* **Input data**:
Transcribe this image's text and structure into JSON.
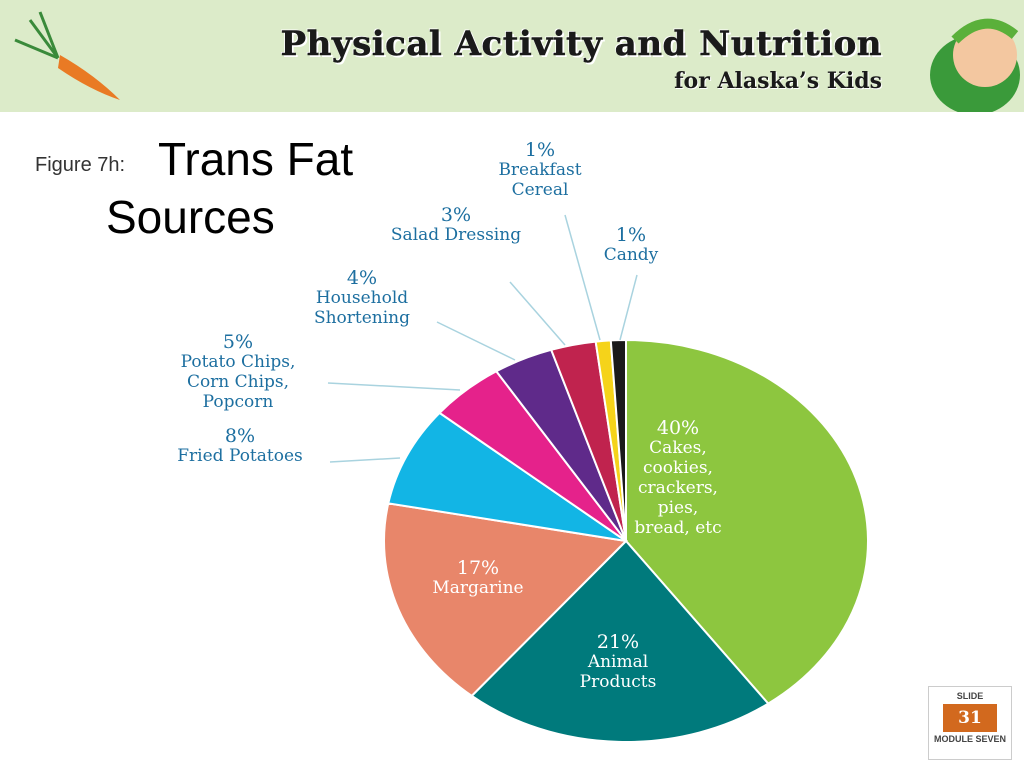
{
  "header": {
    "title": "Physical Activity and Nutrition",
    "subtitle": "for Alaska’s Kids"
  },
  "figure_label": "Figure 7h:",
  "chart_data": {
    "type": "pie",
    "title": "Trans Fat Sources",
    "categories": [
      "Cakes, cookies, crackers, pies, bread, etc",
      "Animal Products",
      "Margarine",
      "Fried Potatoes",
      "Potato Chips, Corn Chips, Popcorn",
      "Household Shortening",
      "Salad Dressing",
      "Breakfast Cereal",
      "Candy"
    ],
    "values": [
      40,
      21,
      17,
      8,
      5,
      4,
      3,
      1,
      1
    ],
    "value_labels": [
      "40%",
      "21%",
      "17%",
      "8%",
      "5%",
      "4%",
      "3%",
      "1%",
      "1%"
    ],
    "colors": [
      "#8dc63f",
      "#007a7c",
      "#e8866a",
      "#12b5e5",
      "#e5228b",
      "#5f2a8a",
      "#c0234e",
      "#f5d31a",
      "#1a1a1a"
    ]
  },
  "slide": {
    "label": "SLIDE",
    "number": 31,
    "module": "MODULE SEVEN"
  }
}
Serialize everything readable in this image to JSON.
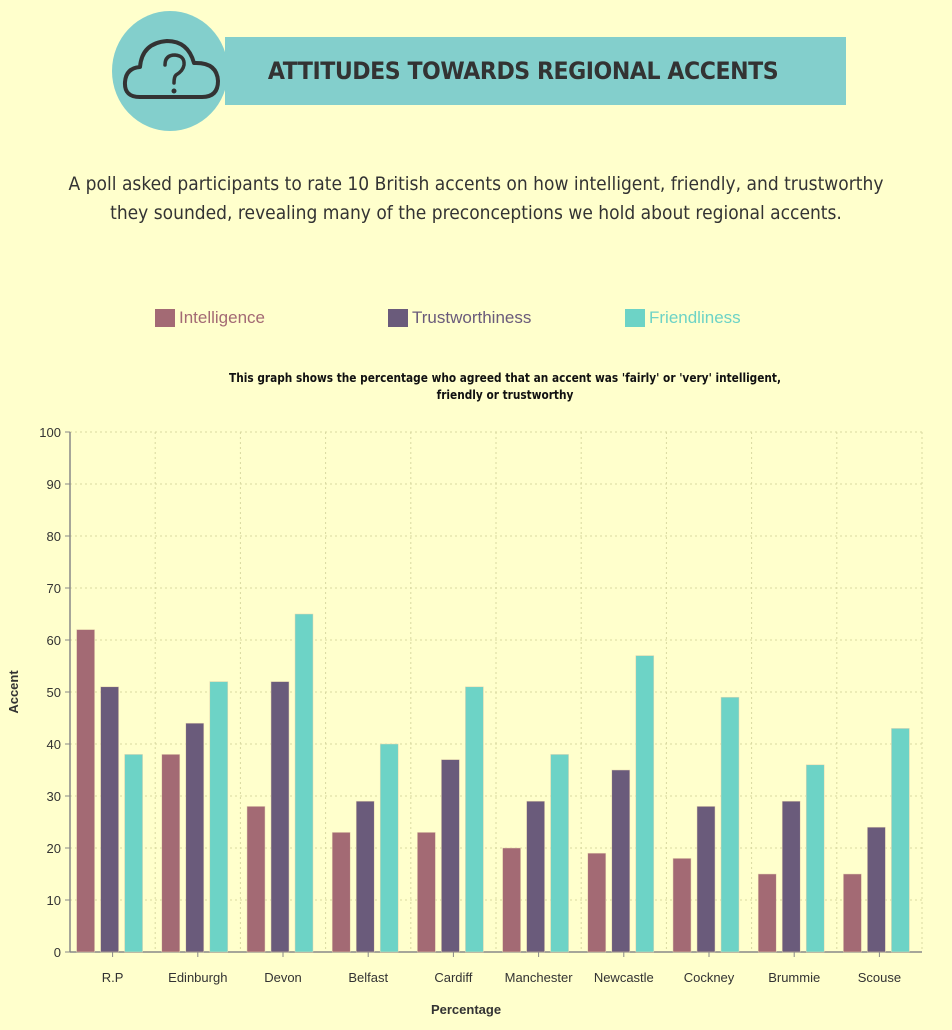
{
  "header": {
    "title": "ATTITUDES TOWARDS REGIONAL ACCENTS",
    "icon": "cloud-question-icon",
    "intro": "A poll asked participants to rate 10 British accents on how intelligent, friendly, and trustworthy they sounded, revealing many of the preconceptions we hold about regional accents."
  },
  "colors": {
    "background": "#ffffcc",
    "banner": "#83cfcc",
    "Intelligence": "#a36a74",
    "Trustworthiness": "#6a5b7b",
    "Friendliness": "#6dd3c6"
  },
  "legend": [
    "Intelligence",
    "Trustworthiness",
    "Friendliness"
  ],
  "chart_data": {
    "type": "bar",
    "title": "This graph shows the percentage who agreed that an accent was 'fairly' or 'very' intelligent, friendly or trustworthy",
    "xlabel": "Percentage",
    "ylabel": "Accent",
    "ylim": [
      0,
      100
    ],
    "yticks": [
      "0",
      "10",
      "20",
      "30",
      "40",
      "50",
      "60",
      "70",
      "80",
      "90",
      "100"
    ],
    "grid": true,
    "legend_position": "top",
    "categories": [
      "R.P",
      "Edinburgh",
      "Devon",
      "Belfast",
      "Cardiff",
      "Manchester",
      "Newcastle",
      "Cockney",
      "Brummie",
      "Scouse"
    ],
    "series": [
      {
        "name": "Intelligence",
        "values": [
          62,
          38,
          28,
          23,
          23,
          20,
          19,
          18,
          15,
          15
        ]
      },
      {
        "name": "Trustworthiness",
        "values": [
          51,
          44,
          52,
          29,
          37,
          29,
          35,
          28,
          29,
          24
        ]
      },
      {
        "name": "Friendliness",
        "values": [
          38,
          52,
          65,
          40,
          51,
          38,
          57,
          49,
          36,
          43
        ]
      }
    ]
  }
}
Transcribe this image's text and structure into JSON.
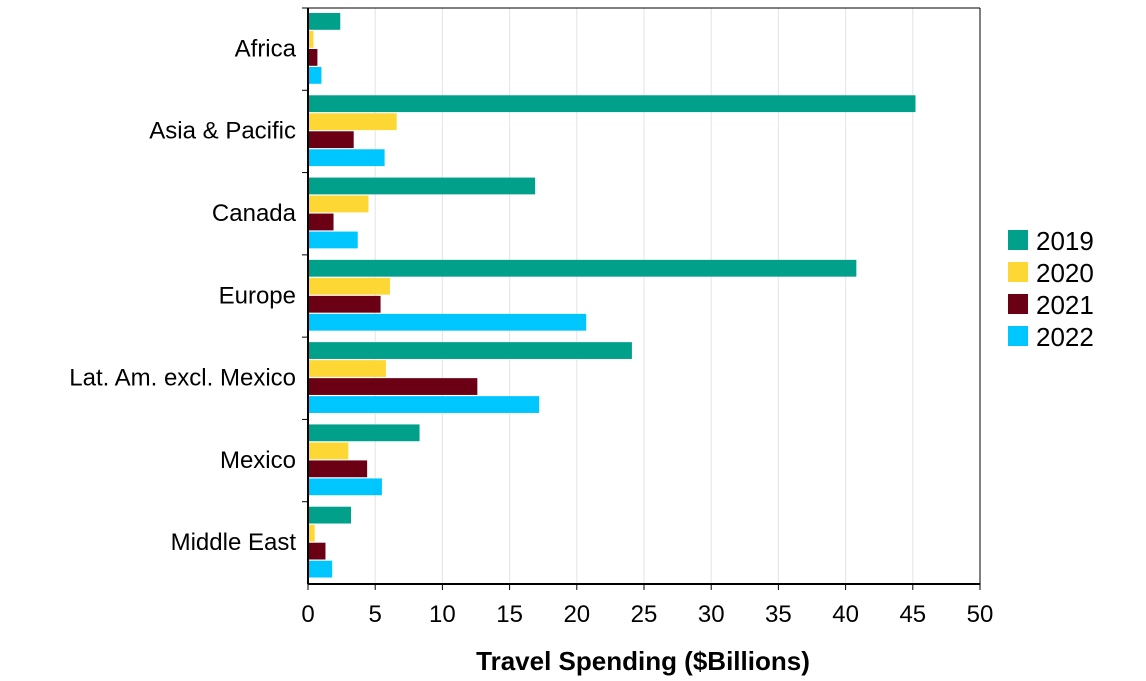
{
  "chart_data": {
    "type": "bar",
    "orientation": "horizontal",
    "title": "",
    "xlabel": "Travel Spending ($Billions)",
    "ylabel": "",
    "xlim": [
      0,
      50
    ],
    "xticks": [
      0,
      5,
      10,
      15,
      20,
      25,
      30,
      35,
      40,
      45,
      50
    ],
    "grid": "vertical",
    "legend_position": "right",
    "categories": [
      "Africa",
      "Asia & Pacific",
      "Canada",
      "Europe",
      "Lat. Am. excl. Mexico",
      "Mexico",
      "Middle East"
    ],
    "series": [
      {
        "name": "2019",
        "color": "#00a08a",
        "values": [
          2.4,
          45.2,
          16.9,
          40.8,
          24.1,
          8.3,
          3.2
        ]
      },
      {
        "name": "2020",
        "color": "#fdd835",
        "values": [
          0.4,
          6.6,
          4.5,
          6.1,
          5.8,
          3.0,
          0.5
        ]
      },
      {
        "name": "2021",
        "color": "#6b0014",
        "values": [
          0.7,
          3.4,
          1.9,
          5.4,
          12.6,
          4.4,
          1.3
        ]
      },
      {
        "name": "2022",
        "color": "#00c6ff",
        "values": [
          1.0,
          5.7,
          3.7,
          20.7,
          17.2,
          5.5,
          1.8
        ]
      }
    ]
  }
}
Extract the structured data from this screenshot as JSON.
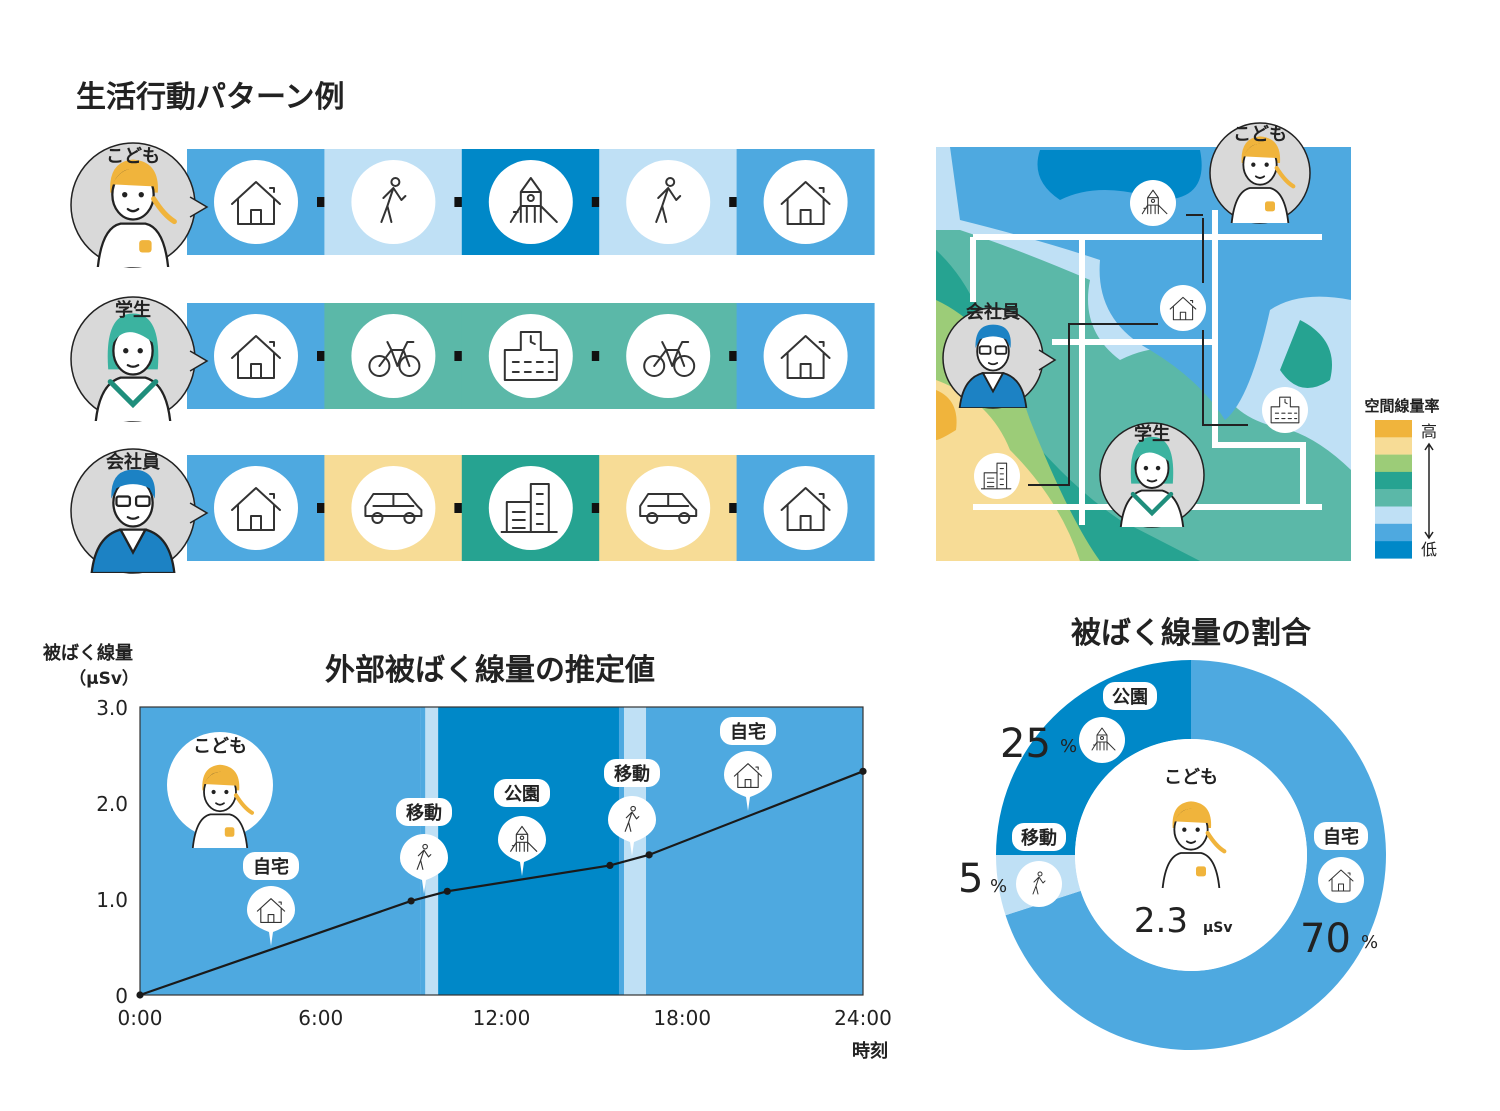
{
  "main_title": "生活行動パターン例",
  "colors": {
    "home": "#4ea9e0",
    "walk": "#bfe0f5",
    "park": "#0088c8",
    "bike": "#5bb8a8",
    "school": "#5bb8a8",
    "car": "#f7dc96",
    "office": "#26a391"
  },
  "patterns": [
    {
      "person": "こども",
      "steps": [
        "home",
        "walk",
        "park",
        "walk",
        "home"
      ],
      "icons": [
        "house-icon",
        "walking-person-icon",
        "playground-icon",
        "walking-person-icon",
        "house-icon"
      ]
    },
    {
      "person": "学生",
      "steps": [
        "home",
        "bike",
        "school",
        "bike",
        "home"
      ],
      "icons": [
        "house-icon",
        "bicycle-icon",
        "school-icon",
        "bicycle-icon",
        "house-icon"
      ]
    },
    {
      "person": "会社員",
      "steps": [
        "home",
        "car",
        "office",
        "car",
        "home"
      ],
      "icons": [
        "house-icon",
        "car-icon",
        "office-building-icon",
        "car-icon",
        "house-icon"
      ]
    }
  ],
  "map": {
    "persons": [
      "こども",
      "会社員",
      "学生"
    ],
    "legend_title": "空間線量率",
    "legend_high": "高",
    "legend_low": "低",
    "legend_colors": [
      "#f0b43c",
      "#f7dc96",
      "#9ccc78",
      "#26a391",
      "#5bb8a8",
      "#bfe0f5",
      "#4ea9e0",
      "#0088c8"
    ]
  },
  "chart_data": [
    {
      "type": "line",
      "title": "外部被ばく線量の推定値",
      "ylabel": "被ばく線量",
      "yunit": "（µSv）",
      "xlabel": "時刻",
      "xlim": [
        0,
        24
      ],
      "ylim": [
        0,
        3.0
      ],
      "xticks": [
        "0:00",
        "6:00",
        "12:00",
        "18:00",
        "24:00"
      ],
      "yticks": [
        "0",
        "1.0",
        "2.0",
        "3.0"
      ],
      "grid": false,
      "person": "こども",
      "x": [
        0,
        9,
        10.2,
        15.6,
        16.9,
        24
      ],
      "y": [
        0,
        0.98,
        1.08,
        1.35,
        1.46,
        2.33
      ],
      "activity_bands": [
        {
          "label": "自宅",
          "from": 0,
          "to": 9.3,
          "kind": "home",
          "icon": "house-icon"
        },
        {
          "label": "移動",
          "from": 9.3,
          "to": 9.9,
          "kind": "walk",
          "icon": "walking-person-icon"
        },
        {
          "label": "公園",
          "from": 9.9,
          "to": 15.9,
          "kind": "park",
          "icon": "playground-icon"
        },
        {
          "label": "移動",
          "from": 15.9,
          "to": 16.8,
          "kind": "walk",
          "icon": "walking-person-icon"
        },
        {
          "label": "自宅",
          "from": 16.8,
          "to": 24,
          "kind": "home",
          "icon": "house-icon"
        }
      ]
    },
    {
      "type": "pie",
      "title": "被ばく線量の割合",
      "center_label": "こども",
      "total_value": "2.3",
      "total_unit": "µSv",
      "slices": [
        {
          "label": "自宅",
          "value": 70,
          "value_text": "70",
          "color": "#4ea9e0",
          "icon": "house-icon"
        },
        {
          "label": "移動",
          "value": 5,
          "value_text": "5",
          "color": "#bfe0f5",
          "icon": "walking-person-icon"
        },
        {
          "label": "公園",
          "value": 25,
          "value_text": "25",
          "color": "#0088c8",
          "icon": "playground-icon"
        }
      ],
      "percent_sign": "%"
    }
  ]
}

* **Problem**:
Transcribe the material exactly, keeping every word and none of the pictures.

* **Correct result**:
Transcribe this image's text and structure into JSON.
{
  "header": {
    "title": "Physical Activity and Nutrition",
    "subtitle": "for Alaska’s Kids"
  },
  "figure_label": "Figure 7h:",
  "chart_data": {
    "type": "pie",
    "title": "Trans Fat Sources",
    "categories": [
      "Cakes, cookies, crackers, pies, bread, etc",
      "Animal Products",
      "Margarine",
      "Fried Potatoes",
      "Potato Chips, Corn Chips, Popcorn",
      "Household Shortening",
      "Salad Dressing",
      "Breakfast Cereal",
      "Candy"
    ],
    "values": [
      40,
      21,
      17,
      8,
      5,
      4,
      3,
      1,
      1
    ],
    "value_labels": [
      "40%",
      "21%",
      "17%",
      "8%",
      "5%",
      "4%",
      "3%",
      "1%",
      "1%"
    ],
    "colors": [
      "#8dc63f",
      "#007a7c",
      "#e8866a",
      "#12b5e5",
      "#e5228b",
      "#5f2a8a",
      "#c0234e",
      "#f5d31a",
      "#1a1a1a"
    ]
  },
  "slide": {
    "label": "SLIDE",
    "number": 31,
    "module": "MODULE SEVEN"
  }
}
Serialize everything readable in this image to JSON.
{
  "header": {
    "title": "ATTITUDES TOWARDS REGIONAL ACCENTS",
    "icon": "cloud-question-icon",
    "intro": "A poll asked participants to rate 10 British accents on how intelligent, friendly, and trustworthy they sounded, revealing many of the preconceptions we hold about regional accents."
  },
  "colors": {
    "background": "#ffffcc",
    "banner": "#83cfcc",
    "Intelligence": "#a36a74",
    "Trustworthiness": "#6a5b7b",
    "Friendliness": "#6dd3c6"
  },
  "legend": [
    "Intelligence",
    "Trustworthiness",
    "Friendliness"
  ],
  "chart_data": {
    "type": "bar",
    "title": "This graph shows the percentage who agreed that an accent was 'fairly' or 'very' intelligent, friendly or trustworthy",
    "xlabel": "Percentage",
    "ylabel": "Accent",
    "ylim": [
      0,
      100
    ],
    "yticks": [
      "0",
      "10",
      "20",
      "30",
      "40",
      "50",
      "60",
      "70",
      "80",
      "90",
      "100"
    ],
    "grid": true,
    "legend_position": "top",
    "categories": [
      "R.P",
      "Edinburgh",
      "Devon",
      "Belfast",
      "Cardiff",
      "Manchester",
      "Newcastle",
      "Cockney",
      "Brummie",
      "Scouse"
    ],
    "series": [
      {
        "name": "Intelligence",
        "values": [
          62,
          38,
          28,
          23,
          23,
          20,
          19,
          18,
          15,
          15
        ]
      },
      {
        "name": "Trustworthiness",
        "values": [
          51,
          44,
          52,
          29,
          37,
          29,
          35,
          28,
          29,
          24
        ]
      },
      {
        "name": "Friendliness",
        "values": [
          38,
          52,
          65,
          40,
          51,
          38,
          57,
          49,
          36,
          43
        ]
      }
    ]
  }
}
Transcribe this image's text and structure into JSON.
{
  "chart_data": {
    "type": "bar",
    "orientation": "horizontal",
    "title": "",
    "xlabel": "Travel Spending ($Billions)",
    "ylabel": "",
    "xlim": [
      0,
      50
    ],
    "xticks": [
      0,
      5,
      10,
      15,
      20,
      25,
      30,
      35,
      40,
      45,
      50
    ],
    "grid": "vertical",
    "legend_position": "right",
    "categories": [
      "Africa",
      "Asia & Pacific",
      "Canada",
      "Europe",
      "Lat. Am. excl. Mexico",
      "Mexico",
      "Middle East"
    ],
    "series": [
      {
        "name": "2019",
        "color": "#00a08a",
        "values": [
          2.4,
          45.2,
          16.9,
          40.8,
          24.1,
          8.3,
          3.2
        ]
      },
      {
        "name": "2020",
        "color": "#fdd835",
        "values": [
          0.4,
          6.6,
          4.5,
          6.1,
          5.8,
          3.0,
          0.5
        ]
      },
      {
        "name": "2021",
        "color": "#6b0014",
        "values": [
          0.7,
          3.4,
          1.9,
          5.4,
          12.6,
          4.4,
          1.3
        ]
      },
      {
        "name": "2022",
        "color": "#00c6ff",
        "values": [
          1.0,
          5.7,
          3.7,
          20.7,
          17.2,
          5.5,
          1.8
        ]
      }
    ]
  }
}
Extract the structured data from this screenshot as JSON.
{
  "main_title": "生活行動パターン例",
  "colors": {
    "home": "#4ea9e0",
    "walk": "#bfe0f5",
    "park": "#0088c8",
    "bike": "#5bb8a8",
    "school": "#5bb8a8",
    "car": "#f7dc96",
    "office": "#26a391"
  },
  "patterns": [
    {
      "person": "こども",
      "steps": [
        "home",
        "walk",
        "park",
        "walk",
        "home"
      ],
      "icons": [
        "house-icon",
        "walking-person-icon",
        "playground-icon",
        "walking-person-icon",
        "house-icon"
      ]
    },
    {
      "person": "学生",
      "steps": [
        "home",
        "bike",
        "school",
        "bike",
        "home"
      ],
      "icons": [
        "house-icon",
        "bicycle-icon",
        "school-icon",
        "bicycle-icon",
        "house-icon"
      ]
    },
    {
      "person": "会社員",
      "steps": [
        "home",
        "car",
        "office",
        "car",
        "home"
      ],
      "icons": [
        "house-icon",
        "car-icon",
        "office-building-icon",
        "car-icon",
        "house-icon"
      ]
    }
  ],
  "map": {
    "persons": [
      "こども",
      "会社員",
      "学生"
    ],
    "legend_title": "空間線量率",
    "legend_high": "高",
    "legend_low": "低",
    "legend_colors": [
      "#f0b43c",
      "#f7dc96",
      "#9ccc78",
      "#26a391",
      "#5bb8a8",
      "#bfe0f5",
      "#4ea9e0",
      "#0088c8"
    ]
  },
  "chart_data": [
    {
      "type": "line",
      "title": "外部被ばく線量の推定値",
      "ylabel": "被ばく線量",
      "yunit": "（µSv）",
      "xlabel": "時刻",
      "xlim": [
        0,
        24
      ],
      "ylim": [
        0,
        3.0
      ],
      "xticks": [
        "0:00",
        "6:00",
        "12:00",
        "18:00",
        "24:00"
      ],
      "yticks": [
        "0",
        "1.0",
        "2.0",
        "3.0"
      ],
      "grid": false,
      "person": "こども",
      "x": [
        0,
        9,
        10.2,
        15.6,
        16.9,
        24
      ],
      "y": [
        0,
        0.98,
        1.08,
        1.35,
        1.46,
        2.33
      ],
      "activity_bands": [
        {
          "label": "自宅",
          "from": 0,
          "to": 9.3,
          "kind": "home",
          "icon": "house-icon"
        },
        {
          "label": "移動",
          "from": 9.3,
          "to": 9.9,
          "kind": "walk",
          "icon": "walking-person-icon"
        },
        {
          "label": "公園",
          "from": 9.9,
          "to": 15.9,
          "kind": "park",
          "icon": "playground-icon"
        },
        {
          "label": "移動",
          "from": 15.9,
          "to": 16.8,
          "kind": "walk",
          "icon": "walking-person-icon"
        },
        {
          "label": "自宅",
          "from": 16.8,
          "to": 24,
          "kind": "home",
          "icon": "house-icon"
        }
      ]
    },
    {
      "type": "pie",
      "title": "被ばく線量の割合",
      "center_label": "こども",
      "total_value": "2.3",
      "total_unit": "µSv",
      "slices": [
        {
          "label": "自宅",
          "value": 70,
          "value_text": "70",
          "color": "#4ea9e0",
          "icon": "house-icon"
        },
        {
          "label": "移動",
          "value": 5,
          "value_text": "5",
          "color": "#bfe0f5",
          "icon": "walking-person-icon"
        },
        {
          "label": "公園",
          "value": 25,
          "value_text": "25",
          "color": "#0088c8",
          "icon": "playground-icon"
        }
      ],
      "percent_sign": "%"
    }
  ]
}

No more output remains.